GIVEN EXERCISE =
Reply with the count of lines holding "true", nothing more.

Dataset items:

**********

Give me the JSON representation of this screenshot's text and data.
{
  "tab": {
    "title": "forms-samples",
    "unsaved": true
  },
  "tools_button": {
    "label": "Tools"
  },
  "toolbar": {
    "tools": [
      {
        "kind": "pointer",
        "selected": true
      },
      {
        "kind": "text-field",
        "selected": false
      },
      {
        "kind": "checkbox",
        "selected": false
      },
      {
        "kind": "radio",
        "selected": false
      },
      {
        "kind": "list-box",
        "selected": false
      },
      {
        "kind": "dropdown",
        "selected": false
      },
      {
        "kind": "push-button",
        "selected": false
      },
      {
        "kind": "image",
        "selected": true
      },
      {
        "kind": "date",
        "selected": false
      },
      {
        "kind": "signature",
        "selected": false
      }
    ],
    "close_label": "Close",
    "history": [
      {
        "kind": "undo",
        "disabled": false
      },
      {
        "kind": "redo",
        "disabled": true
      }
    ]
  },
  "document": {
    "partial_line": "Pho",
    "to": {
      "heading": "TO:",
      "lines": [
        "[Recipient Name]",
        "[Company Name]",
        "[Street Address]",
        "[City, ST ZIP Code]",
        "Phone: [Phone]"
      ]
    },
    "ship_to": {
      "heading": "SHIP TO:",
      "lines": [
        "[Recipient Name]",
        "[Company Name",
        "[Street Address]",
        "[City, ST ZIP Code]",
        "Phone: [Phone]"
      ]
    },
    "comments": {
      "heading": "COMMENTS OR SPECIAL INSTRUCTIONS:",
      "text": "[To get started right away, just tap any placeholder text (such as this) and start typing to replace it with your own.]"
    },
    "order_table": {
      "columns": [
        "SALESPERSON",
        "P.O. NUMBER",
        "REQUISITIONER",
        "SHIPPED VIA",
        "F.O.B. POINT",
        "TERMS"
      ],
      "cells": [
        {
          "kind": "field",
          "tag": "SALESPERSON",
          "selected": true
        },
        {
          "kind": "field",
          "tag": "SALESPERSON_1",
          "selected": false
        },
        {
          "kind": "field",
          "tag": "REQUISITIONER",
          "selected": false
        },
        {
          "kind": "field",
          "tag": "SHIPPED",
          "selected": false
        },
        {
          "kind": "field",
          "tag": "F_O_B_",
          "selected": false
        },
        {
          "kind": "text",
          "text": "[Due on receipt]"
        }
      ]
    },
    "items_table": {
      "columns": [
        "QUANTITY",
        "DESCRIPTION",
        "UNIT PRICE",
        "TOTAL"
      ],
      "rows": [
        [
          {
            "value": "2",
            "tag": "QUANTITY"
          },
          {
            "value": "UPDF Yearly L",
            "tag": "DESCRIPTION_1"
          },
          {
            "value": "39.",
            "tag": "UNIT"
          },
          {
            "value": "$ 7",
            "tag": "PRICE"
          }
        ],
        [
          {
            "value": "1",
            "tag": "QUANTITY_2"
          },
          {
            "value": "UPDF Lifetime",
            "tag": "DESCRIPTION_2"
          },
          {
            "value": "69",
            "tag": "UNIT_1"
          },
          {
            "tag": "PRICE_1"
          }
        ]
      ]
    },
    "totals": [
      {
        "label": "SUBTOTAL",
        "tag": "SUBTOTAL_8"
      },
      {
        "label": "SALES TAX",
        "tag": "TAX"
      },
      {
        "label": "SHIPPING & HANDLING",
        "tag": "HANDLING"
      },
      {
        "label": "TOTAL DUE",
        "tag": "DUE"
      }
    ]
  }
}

**********

THE RESPONSE =
5